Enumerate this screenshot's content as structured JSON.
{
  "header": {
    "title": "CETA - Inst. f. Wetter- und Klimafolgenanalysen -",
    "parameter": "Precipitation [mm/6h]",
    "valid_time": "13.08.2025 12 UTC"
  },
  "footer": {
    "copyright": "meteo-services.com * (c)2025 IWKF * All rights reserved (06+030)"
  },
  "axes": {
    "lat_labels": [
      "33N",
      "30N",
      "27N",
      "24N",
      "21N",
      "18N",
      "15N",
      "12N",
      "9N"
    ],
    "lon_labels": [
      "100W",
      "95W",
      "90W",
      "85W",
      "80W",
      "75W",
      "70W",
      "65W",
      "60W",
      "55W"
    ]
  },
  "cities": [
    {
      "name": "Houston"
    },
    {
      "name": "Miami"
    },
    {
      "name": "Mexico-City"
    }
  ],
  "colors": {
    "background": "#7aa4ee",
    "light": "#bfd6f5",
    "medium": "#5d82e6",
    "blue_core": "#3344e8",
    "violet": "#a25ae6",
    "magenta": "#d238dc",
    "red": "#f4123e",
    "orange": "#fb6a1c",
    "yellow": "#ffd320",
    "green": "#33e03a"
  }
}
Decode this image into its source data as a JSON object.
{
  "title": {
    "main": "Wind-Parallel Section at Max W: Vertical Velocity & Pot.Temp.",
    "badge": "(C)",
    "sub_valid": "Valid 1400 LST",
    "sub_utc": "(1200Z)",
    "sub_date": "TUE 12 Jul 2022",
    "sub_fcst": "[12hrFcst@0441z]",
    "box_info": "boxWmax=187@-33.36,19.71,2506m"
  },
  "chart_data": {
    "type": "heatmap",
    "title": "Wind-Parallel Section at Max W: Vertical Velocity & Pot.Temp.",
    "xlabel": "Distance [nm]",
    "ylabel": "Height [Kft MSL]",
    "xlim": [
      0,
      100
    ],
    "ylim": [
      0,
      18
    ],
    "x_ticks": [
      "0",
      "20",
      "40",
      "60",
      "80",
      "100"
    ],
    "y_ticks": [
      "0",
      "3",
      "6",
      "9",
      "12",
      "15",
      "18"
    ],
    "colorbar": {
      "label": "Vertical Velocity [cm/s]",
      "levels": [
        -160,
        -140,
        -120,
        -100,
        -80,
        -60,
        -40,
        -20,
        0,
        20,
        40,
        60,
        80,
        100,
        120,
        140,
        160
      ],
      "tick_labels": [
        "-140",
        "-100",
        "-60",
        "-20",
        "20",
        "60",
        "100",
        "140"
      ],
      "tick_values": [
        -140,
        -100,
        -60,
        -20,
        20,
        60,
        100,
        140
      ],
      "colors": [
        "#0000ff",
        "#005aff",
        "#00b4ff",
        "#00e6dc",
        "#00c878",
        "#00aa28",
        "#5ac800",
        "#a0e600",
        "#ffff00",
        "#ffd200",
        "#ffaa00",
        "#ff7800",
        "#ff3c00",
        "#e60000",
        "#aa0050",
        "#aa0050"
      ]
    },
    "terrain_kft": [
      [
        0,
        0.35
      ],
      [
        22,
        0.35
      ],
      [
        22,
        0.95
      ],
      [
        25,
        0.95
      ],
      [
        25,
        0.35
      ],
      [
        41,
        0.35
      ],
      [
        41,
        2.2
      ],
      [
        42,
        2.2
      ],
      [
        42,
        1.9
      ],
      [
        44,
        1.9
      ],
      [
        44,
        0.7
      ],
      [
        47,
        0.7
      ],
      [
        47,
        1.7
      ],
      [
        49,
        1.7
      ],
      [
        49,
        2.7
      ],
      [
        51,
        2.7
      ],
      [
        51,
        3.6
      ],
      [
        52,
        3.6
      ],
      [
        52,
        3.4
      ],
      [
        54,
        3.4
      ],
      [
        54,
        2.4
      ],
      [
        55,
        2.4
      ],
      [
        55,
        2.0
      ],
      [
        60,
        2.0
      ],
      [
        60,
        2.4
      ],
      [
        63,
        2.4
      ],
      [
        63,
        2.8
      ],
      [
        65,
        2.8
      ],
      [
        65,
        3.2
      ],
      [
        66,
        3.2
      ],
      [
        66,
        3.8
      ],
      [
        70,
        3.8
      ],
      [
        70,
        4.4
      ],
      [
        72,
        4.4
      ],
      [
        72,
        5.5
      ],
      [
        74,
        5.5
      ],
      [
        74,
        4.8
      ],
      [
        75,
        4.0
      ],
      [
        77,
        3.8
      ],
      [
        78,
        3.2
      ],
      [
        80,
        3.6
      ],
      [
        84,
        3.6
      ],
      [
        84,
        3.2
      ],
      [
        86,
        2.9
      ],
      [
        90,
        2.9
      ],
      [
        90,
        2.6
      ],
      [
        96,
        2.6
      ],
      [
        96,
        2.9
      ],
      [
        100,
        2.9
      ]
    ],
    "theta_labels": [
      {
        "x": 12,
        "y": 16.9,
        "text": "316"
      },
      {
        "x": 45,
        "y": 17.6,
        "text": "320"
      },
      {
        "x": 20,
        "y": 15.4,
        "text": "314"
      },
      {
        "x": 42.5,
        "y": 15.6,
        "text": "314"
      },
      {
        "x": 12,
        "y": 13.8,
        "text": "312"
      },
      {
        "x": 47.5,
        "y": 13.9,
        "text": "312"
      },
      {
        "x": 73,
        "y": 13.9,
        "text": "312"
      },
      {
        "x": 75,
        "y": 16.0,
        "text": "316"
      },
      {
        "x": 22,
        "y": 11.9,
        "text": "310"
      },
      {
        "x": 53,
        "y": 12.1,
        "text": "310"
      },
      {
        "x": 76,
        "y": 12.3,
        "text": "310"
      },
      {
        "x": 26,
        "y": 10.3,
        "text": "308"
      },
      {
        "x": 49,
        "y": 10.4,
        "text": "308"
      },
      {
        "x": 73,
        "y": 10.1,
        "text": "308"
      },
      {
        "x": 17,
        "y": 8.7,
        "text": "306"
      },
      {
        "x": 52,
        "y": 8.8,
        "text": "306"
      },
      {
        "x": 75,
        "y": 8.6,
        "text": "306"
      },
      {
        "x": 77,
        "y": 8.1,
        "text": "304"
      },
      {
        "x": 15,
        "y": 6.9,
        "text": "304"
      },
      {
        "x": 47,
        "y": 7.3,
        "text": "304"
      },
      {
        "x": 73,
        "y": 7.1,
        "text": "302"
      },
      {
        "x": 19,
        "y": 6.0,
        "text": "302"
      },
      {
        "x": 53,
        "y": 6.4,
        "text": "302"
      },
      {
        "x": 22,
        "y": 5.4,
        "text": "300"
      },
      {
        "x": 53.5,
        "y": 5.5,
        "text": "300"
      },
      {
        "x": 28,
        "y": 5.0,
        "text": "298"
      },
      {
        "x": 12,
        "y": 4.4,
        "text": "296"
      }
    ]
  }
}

→ DIRECTIVE: Reproduce every entry shown above, precisely as it stands.

→ SOLUTION TO THIS EXERCISE:
Enumerate this screenshot's content as structured JSON.
{
  "header": {
    "title": "CETA - Inst. f. Wetter- und Klimafolgenanalysen -",
    "parameter": "Precipitation [mm/6h]",
    "valid_time": "13.08.2025 12 UTC"
  },
  "footer": {
    "copyright": "meteo-services.com * (c)2025 IWKF * All rights reserved (06+030)"
  },
  "axes": {
    "lat_labels": [
      "33N",
      "30N",
      "27N",
      "24N",
      "21N",
      "18N",
      "15N",
      "12N",
      "9N"
    ],
    "lon_labels": [
      "100W",
      "95W",
      "90W",
      "85W",
      "80W",
      "75W",
      "70W",
      "65W",
      "60W",
      "55W"
    ]
  },
  "cities": [
    {
      "name": "Houston"
    },
    {
      "name": "Miami"
    },
    {
      "name": "Mexico-City"
    }
  ],
  "colors": {
    "background": "#7aa4ee",
    "light": "#bfd6f5",
    "medium": "#5d82e6",
    "blue_core": "#3344e8",
    "violet": "#a25ae6",
    "magenta": "#d238dc",
    "red": "#f4123e",
    "orange": "#fb6a1c",
    "yellow": "#ffd320",
    "green": "#33e03a"
  }
}
Decode this image into its source data as a JSON object.
{
  "title": {
    "main": "Wind-Parallel Section at Max W: Vertical Velocity & Pot.Temp.",
    "badge": "(C)",
    "sub_valid": "Valid 1400 LST",
    "sub_utc": "(1200Z)",
    "sub_date": "TUE 12 Jul 2022",
    "sub_fcst": "[12hrFcst@0441z]",
    "box_info": "boxWmax=187@-33.36,19.71,2506m"
  },
  "chart_data": {
    "type": "heatmap",
    "title": "Wind-Parallel Section at Max W: Vertical Velocity & Pot.Temp.",
    "xlabel": "Distance [nm]",
    "ylabel": "Height [Kft MSL]",
    "xlim": [
      0,
      100
    ],
    "ylim": [
      0,
      18
    ],
    "x_ticks": [
      "0",
      "20",
      "40",
      "60",
      "80",
      "100"
    ],
    "y_ticks": [
      "0",
      "3",
      "6",
      "9",
      "12",
      "15",
      "18"
    ],
    "colorbar": {
      "label": "Vertical Velocity [cm/s]",
      "levels": [
        -160,
        -140,
        -120,
        -100,
        -80,
        -60,
        -40,
        -20,
        0,
        20,
        40,
        60,
        80,
        100,
        120,
        140,
        160
      ],
      "tick_labels": [
        "-140",
        "-100",
        "-60",
        "-20",
        "20",
        "60",
        "100",
        "140"
      ],
      "tick_values": [
        -140,
        -100,
        -60,
        -20,
        20,
        60,
        100,
        140
      ],
      "colors": [
        "#0000ff",
        "#005aff",
        "#00b4ff",
        "#00e6dc",
        "#00c878",
        "#00aa28",
        "#5ac800",
        "#a0e600",
        "#ffff00",
        "#ffd200",
        "#ffaa00",
        "#ff7800",
        "#ff3c00",
        "#e60000",
        "#aa0050",
        "#aa0050"
      ]
    },
    "terrain_kft": [
      [
        0,
        0.35
      ],
      [
        22,
        0.35
      ],
      [
        22,
        0.95
      ],
      [
        25,
        0.95
      ],
      [
        25,
        0.35
      ],
      [
        41,
        0.35
      ],
      [
        41,
        2.2
      ],
      [
        42,
        2.2
      ],
      [
        42,
        1.9
      ],
      [
        44,
        1.9
      ],
      [
        44,
        0.7
      ],
      [
        47,
        0.7
      ],
      [
        47,
        1.7
      ],
      [
        49,
        1.7
      ],
      [
        49,
        2.7
      ],
      [
        51,
        2.7
      ],
      [
        51,
        3.6
      ],
      [
        52,
        3.6
      ],
      [
        52,
        3.4
      ],
      [
        54,
        3.4
      ],
      [
        54,
        2.4
      ],
      [
        55,
        2.4
      ],
      [
        55,
        2.0
      ],
      [
        60,
        2.0
      ],
      [
        60,
        2.4
      ],
      [
        63,
        2.4
      ],
      [
        63,
        2.8
      ],
      [
        65,
        2.8
      ],
      [
        65,
        3.2
      ],
      [
        66,
        3.2
      ],
      [
        66,
        3.8
      ],
      [
        70,
        3.8
      ],
      [
        70,
        4.4
      ],
      [
        72,
        4.4
      ],
      [
        72,
        5.5
      ],
      [
        74,
        5.5
      ],
      [
        74,
        4.8
      ],
      [
        75,
        4.0
      ],
      [
        77,
        3.8
      ],
      [
        78,
        3.2
      ],
      [
        80,
        3.6
      ],
      [
        84,
        3.6
      ],
      [
        84,
        3.2
      ],
      [
        86,
        2.9
      ],
      [
        90,
        2.9
      ],
      [
        90,
        2.6
      ],
      [
        96,
        2.6
      ],
      [
        96,
        2.9
      ],
      [
        100,
        2.9
      ]
    ],
    "theta_labels": [
      {
        "x": 12,
        "y": 16.9,
        "text": "316"
      },
      {
        "x": 45,
        "y": 17.6,
        "text": "320"
      },
      {
        "x": 20,
        "y": 15.4,
        "text": "314"
      },
      {
        "x": 42.5,
        "y": 15.6,
        "text": "314"
      },
      {
        "x": 12,
        "y": 13.8,
        "text": "312"
      },
      {
        "x": 47.5,
        "y": 13.9,
        "text": "312"
      },
      {
        "x": 73,
        "y": 13.9,
        "text": "312"
      },
      {
        "x": 75,
        "y": 16.0,
        "text": "316"
      },
      {
        "x": 22,
        "y": 11.9,
        "text": "310"
      },
      {
        "x": 53,
        "y": 12.1,
        "text": "310"
      },
      {
        "x": 76,
        "y": 12.3,
        "text": "310"
      },
      {
        "x": 26,
        "y": 10.3,
        "text": "308"
      },
      {
        "x": 49,
        "y": 10.4,
        "text": "308"
      },
      {
        "x": 73,
        "y": 10.1,
        "text": "308"
      },
      {
        "x": 17,
        "y": 8.7,
        "text": "306"
      },
      {
        "x": 52,
        "y": 8.8,
        "text": "306"
      },
      {
        "x": 75,
        "y": 8.6,
        "text": "306"
      },
      {
        "x": 77,
        "y": 8.1,
        "text": "304"
      },
      {
        "x": 15,
        "y": 6.9,
        "text": "304"
      },
      {
        "x": 47,
        "y": 7.3,
        "text": "304"
      },
      {
        "x": 73,
        "y": 7.1,
        "text": "302"
      },
      {
        "x": 19,
        "y": 6.0,
        "text": "302"
      },
      {
        "x": 53,
        "y": 6.4,
        "text": "302"
      },
      {
        "x": 22,
        "y": 5.4,
        "text": "300"
      },
      {
        "x": 53.5,
        "y": 5.5,
        "text": "300"
      },
      {
        "x": 28,
        "y": 5.0,
        "text": "298"
      },
      {
        "x": 12,
        "y": 4.4,
        "text": "296"
      }
    ]
  }
}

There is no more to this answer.